- _ITEMS_
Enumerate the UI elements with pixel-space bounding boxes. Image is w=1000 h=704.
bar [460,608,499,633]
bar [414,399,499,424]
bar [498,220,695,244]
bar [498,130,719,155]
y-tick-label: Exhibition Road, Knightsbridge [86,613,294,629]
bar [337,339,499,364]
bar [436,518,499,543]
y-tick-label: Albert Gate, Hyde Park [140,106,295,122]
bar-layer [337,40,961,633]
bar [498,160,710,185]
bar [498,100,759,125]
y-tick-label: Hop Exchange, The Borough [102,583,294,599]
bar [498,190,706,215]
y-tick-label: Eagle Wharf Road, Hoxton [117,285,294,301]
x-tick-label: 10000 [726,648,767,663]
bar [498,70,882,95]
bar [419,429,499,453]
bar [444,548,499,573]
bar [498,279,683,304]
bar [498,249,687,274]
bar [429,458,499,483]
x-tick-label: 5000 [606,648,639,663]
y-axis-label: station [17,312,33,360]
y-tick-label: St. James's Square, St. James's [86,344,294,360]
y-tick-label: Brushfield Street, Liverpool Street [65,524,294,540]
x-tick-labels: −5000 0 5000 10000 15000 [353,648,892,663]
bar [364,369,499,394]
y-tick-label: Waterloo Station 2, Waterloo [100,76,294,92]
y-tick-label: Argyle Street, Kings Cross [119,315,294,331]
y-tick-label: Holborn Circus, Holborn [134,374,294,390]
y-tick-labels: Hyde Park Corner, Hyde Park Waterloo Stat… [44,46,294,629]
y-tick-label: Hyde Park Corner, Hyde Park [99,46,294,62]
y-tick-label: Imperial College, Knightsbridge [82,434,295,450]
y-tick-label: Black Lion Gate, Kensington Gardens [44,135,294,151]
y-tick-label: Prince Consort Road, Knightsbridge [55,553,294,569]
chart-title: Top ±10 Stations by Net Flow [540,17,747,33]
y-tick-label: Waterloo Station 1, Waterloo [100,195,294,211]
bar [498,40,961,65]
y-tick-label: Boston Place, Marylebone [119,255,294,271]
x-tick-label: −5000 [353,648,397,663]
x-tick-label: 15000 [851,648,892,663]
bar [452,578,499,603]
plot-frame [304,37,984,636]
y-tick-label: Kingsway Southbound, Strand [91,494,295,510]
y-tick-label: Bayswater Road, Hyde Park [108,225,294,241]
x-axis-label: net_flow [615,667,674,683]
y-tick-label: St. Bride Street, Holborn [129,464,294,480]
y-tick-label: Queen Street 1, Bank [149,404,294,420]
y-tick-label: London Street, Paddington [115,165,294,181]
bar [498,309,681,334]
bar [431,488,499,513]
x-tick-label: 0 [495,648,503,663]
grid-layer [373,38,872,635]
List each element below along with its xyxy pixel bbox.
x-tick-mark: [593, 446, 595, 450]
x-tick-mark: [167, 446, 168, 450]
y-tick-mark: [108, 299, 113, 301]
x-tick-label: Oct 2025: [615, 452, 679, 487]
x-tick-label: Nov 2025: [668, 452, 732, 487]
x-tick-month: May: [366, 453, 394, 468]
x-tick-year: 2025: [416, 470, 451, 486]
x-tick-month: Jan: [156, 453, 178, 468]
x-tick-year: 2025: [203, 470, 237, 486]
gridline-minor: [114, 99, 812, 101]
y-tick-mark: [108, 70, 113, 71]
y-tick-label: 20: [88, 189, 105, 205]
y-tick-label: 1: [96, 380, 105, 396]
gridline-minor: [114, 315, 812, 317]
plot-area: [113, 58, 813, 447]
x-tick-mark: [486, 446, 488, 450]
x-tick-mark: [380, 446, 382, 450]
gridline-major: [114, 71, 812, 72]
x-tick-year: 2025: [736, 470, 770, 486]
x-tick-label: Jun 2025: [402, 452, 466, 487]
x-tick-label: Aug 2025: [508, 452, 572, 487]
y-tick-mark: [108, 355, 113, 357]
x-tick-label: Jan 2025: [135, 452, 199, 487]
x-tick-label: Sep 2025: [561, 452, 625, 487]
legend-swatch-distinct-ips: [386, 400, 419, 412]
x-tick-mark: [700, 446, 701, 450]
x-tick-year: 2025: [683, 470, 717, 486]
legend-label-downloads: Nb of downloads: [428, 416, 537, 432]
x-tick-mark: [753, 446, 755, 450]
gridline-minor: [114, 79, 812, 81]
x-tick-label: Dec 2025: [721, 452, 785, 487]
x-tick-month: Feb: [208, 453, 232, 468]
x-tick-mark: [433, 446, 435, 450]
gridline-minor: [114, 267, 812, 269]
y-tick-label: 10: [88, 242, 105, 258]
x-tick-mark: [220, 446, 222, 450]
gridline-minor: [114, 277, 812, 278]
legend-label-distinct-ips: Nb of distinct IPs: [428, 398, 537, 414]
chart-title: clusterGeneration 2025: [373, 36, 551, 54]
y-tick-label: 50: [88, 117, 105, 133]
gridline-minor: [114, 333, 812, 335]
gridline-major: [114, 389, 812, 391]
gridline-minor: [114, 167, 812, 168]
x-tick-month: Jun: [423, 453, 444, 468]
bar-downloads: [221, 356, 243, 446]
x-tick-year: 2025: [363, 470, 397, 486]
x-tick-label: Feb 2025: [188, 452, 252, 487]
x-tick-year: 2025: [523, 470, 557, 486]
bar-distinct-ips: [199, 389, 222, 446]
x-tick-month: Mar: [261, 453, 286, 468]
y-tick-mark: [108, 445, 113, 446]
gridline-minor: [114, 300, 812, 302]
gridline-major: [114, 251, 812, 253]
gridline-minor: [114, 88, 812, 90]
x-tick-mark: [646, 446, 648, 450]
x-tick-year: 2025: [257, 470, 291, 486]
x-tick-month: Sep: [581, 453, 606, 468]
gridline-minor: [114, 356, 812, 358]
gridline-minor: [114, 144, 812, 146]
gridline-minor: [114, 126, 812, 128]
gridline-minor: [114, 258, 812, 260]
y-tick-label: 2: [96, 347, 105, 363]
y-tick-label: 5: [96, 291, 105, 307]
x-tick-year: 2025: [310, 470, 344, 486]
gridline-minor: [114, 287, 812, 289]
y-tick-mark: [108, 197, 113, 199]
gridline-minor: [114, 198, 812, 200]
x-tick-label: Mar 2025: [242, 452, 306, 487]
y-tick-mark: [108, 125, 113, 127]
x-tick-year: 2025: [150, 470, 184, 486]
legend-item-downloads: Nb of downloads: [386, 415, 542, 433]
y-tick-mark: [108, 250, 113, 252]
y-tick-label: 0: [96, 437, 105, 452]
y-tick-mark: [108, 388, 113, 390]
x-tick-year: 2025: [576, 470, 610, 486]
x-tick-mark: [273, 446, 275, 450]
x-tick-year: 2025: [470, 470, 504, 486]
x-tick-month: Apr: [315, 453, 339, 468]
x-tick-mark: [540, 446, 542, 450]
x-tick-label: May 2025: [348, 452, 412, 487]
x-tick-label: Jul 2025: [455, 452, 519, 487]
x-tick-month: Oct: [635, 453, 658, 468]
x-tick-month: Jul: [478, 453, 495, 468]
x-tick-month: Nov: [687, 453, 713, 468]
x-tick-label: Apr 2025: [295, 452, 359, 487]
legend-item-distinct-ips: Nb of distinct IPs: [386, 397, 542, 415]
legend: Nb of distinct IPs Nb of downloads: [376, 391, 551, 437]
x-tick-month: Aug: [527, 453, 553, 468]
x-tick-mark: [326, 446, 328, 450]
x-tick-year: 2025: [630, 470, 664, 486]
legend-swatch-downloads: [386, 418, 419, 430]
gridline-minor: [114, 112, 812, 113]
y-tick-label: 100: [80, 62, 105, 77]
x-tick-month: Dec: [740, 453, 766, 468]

- _REQUIREMENTS_
Copy all of the entries above verbatim, keeping every line unchanged.

- _OUTPUT BELOW_
Enumerate the UI elements with pixel-space bounding boxes. Image is w=1000 h=704.
bar [460,608,499,633]
bar [414,399,499,424]
bar [498,220,695,244]
bar [498,130,719,155]
y-tick-label: Exhibition Road, Knightsbridge [86,613,294,629]
bar [337,339,499,364]
bar [436,518,499,543]
y-tick-label: Albert Gate, Hyde Park [140,106,295,122]
bar-layer [337,40,961,633]
bar [498,160,710,185]
bar [498,100,759,125]
y-tick-label: Hop Exchange, The Borough [102,583,294,599]
bar [498,190,706,215]
y-tick-label: Eagle Wharf Road, Hoxton [117,285,294,301]
x-tick-label: 10000 [726,648,767,663]
bar [498,70,882,95]
bar [419,429,499,453]
bar [444,548,499,573]
bar [498,279,683,304]
bar [498,249,687,274]
bar [429,458,499,483]
x-tick-label: 5000 [606,648,639,663]
y-axis-label: station [17,312,33,360]
y-tick-label: St. James's Square, St. James's [86,344,294,360]
y-tick-label: Brushfield Street, Liverpool Street [65,524,294,540]
x-tick-labels: −5000 0 5000 10000 15000 [353,648,892,663]
bar [364,369,499,394]
y-tick-label: Waterloo Station 2, Waterloo [100,76,294,92]
y-tick-label: Argyle Street, Kings Cross [119,315,294,331]
y-tick-label: Holborn Circus, Holborn [134,374,294,390]
y-tick-labels: Hyde Park Corner, Hyde Park Waterloo Stat… [44,46,294,629]
y-tick-label: Hyde Park Corner, Hyde Park [99,46,294,62]
y-tick-label: Imperial College, Knightsbridge [82,434,295,450]
y-tick-label: Black Lion Gate, Kensington Gardens [44,135,294,151]
y-tick-label: Prince Consort Road, Knightsbridge [55,553,294,569]
chart-title: Top ±10 Stations by Net Flow [540,17,747,33]
y-tick-label: Waterloo Station 1, Waterloo [100,195,294,211]
bar [498,40,961,65]
y-tick-label: Boston Place, Marylebone [119,255,294,271]
x-tick-label: −5000 [353,648,397,663]
x-tick-label: 15000 [851,648,892,663]
bar [452,578,499,603]
plot-frame [304,37,984,636]
y-tick-label: Kingsway Southbound, Strand [91,494,295,510]
y-tick-label: Bayswater Road, Hyde Park [108,225,294,241]
x-axis-label: net_flow [615,667,674,683]
y-tick-label: St. Bride Street, Holborn [129,464,294,480]
y-tick-label: Queen Street 1, Bank [149,404,294,420]
y-tick-label: London Street, Paddington [115,165,294,181]
bar [498,309,681,334]
bar [431,488,499,513]
x-tick-label: 0 [495,648,503,663]
grid-layer [373,38,872,635]
List each element below along with its xyxy pixel bbox.
x-tick-mark: [593, 446, 595, 450]
x-tick-mark: [167, 446, 168, 450]
y-tick-mark: [108, 299, 113, 301]
x-tick-label: Oct 2025: [615, 452, 679, 487]
x-tick-label: Nov 2025: [668, 452, 732, 487]
x-tick-month: May: [366, 453, 394, 468]
x-tick-year: 2025: [416, 470, 451, 486]
x-tick-month: Jan: [156, 453, 178, 468]
x-tick-year: 2025: [203, 470, 237, 486]
gridline-minor: [114, 99, 812, 101]
y-tick-mark: [108, 70, 113, 71]
y-tick-label: 20: [88, 189, 105, 205]
y-tick-label: 1: [96, 380, 105, 396]
gridline-minor: [114, 315, 812, 317]
plot-area: [113, 58, 813, 447]
x-tick-mark: [486, 446, 488, 450]
x-tick-mark: [380, 446, 382, 450]
gridline-major: [114, 71, 812, 72]
x-tick-year: 2025: [736, 470, 770, 486]
x-tick-label: Jun 2025: [402, 452, 466, 487]
x-tick-label: Aug 2025: [508, 452, 572, 487]
y-tick-mark: [108, 355, 113, 357]
x-tick-label: Jan 2025: [135, 452, 199, 487]
x-tick-label: Sep 2025: [561, 452, 625, 487]
legend-swatch-distinct-ips: [386, 400, 419, 412]
x-tick-mark: [700, 446, 701, 450]
x-tick-year: 2025: [683, 470, 717, 486]
legend-label-downloads: Nb of downloads: [428, 416, 537, 432]
x-tick-mark: [753, 446, 755, 450]
gridline-minor: [114, 79, 812, 81]
x-tick-label: Dec 2025: [721, 452, 785, 487]
x-tick-month: Feb: [208, 453, 232, 468]
x-tick-mark: [433, 446, 435, 450]
gridline-minor: [114, 267, 812, 269]
y-tick-label: 10: [88, 242, 105, 258]
x-tick-mark: [220, 446, 222, 450]
gridline-minor: [114, 277, 812, 278]
legend-label-distinct-ips: Nb of distinct IPs: [428, 398, 537, 414]
chart-title: clusterGeneration 2025: [373, 36, 551, 54]
y-tick-label: 50: [88, 117, 105, 133]
gridline-minor: [114, 333, 812, 335]
gridline-major: [114, 389, 812, 391]
gridline-minor: [114, 167, 812, 168]
x-tick-month: Jun: [423, 453, 444, 468]
bar-downloads: [221, 356, 243, 446]
x-tick-year: 2025: [363, 470, 397, 486]
x-tick-label: Feb 2025: [188, 452, 252, 487]
x-tick-year: 2025: [523, 470, 557, 486]
bar-distinct-ips: [199, 389, 222, 446]
x-tick-month: Mar: [261, 453, 286, 468]
y-tick-mark: [108, 445, 113, 446]
gridline-minor: [114, 300, 812, 302]
gridline-major: [114, 251, 812, 253]
gridline-minor: [114, 88, 812, 90]
x-tick-mark: [646, 446, 648, 450]
x-tick-year: 2025: [257, 470, 291, 486]
x-tick-month: Sep: [581, 453, 606, 468]
gridline-minor: [114, 356, 812, 358]
gridline-minor: [114, 144, 812, 146]
gridline-minor: [114, 126, 812, 128]
gridline-minor: [114, 258, 812, 260]
y-tick-label: 2: [96, 347, 105, 363]
y-tick-label: 5: [96, 291, 105, 307]
x-tick-year: 2025: [310, 470, 344, 486]
gridline-minor: [114, 287, 812, 289]
y-tick-mark: [108, 197, 113, 199]
gridline-minor: [114, 198, 812, 200]
x-tick-label: Mar 2025: [242, 452, 306, 487]
y-tick-mark: [108, 125, 113, 127]
x-tick-year: 2025: [150, 470, 184, 486]
legend-item-downloads: Nb of downloads: [386, 415, 542, 433]
y-tick-mark: [108, 250, 113, 252]
y-tick-label: 0: [96, 437, 105, 452]
y-tick-mark: [108, 388, 113, 390]
x-tick-year: 2025: [576, 470, 610, 486]
x-tick-mark: [273, 446, 275, 450]
x-tick-year: 2025: [470, 470, 504, 486]
x-tick-month: Apr: [315, 453, 339, 468]
x-tick-mark: [540, 446, 542, 450]
x-tick-label: May 2025: [348, 452, 412, 487]
x-tick-label: Jul 2025: [455, 452, 519, 487]
x-tick-month: Oct: [635, 453, 658, 468]
x-tick-month: Jul: [478, 453, 495, 468]
x-tick-month: Nov: [687, 453, 713, 468]
x-tick-label: Apr 2025: [295, 452, 359, 487]
legend-item-distinct-ips: Nb of distinct IPs: [386, 397, 542, 415]
legend: Nb of distinct IPs Nb of downloads: [376, 391, 551, 437]
x-tick-month: Aug: [527, 453, 553, 468]
x-tick-mark: [326, 446, 328, 450]
x-tick-year: 2025: [630, 470, 664, 486]
legend-swatch-downloads: [386, 418, 419, 430]
gridline-minor: [114, 112, 812, 113]
y-tick-label: 100: [80, 62, 105, 77]
x-tick-month: Dec: [740, 453, 766, 468]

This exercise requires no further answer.